[Page excerpt]
==============================

When you cancel the Contract within this time period, Great American Reserve
will not assess a withdrawal charge.  On the day we receive your request we will
return your purchase payment.

     Initial purchase payments to be allocated to the Separate Account are
credited to the U.S. Government Money Market subaccount.  Fourteen days after
the Contract Date, transfers will be made to subaccounts of the Separate Account
pursuant to instructions from your Financial Advisor.  Purchase payments are
allocated to the Fixed Account upon receipt pursuant to instructions from your
Financial Advisor.

     The minimum initial purchase payment is $25,000 and the minimum for each
subsequent purchase payment is $1,000.  We will accept total purchase payments
under your Contract of up to $500,000.  Payments to us in excess of $500,000
require our prior approval.

     The principal underwriter of the Contract (under federal securities laws)
is Conseco Equity Sales, Inc., 11825 North Pennsylvania Street, Carmel, Indiana
46032.


                                         -9-
<PAGE>

ACCUMULATION UNITS

     Purchase payments allocated or transferred to a subaccount are credited to
the Contract in the form of Accumulation Units of the subaccount selected.  The
number of Accumulation Units credited is determined by dividing the purchase
payment allocated to the subaccount by the value of the Accumulation Unit for
the valuation period in which the purchase payment is received at our
administrative office or, in the case of the first purchase payment, is accepted
by us.

==============================

[Data provided]

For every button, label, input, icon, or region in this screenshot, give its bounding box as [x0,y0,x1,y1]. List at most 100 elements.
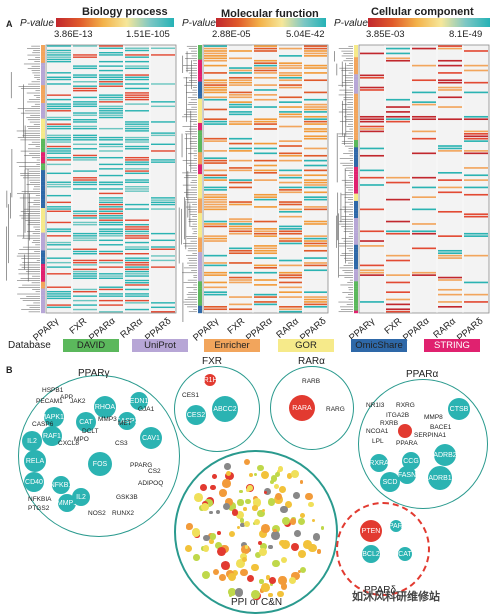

==============================

[Task requirements]
• 1. In the annuity contract excerpt, explain how the number of Accumulation Units credited for a purchase payment is determined.
• 2. Answer these questions from the annuity contract excerpt:
(a) What is the minimum initial purchase payment?
(b) To which subaccount are initial purchase payments for the Separate Account first credited?
(c) Which company is the principal underwriter of the Contract?
• 3. From the annuity contract excerpt, reproduce the passage between "Initial purchase payments" and "federal securities laws)", inclusive.

[Results for the exercise]
• 1. The purchase payment allocated to a subaccount is divided by the value of that subaccount's Accumulation Unit. The unit value used is the one for the valuation period in which the payment is received at the administrative office. For the first purchase payment, it is the valuation period in which the payment is accepted.

• 2.
(a) $25,000
(b) The U.S. Government Money Market subaccount
(c) Conseco Equity Sales, Inc.

• 3.
Initial purchase payments to be allocated to the Separate Account are
credited to the U.S. Government Money Market subaccount.  Fourteen days after
the Contract Date, transfers will be made to subaccounts of the Separate Account
pursuant to instructions from your Financial Advisor.  Purchase payments are
allocated to the Fixed Account upon receipt pursuant to instructions from your
Financial Advisor.

     The minimum initial purchase payment is $25,000 and the minimum for each
subsequent purchase payment is $1,000.  We will accept total purchase payments
under your Contract of up to $500,000.  Payments to us in excess of $500,000
require our prior approval.

     The principal underwriter of the Contract (under federal securities laws)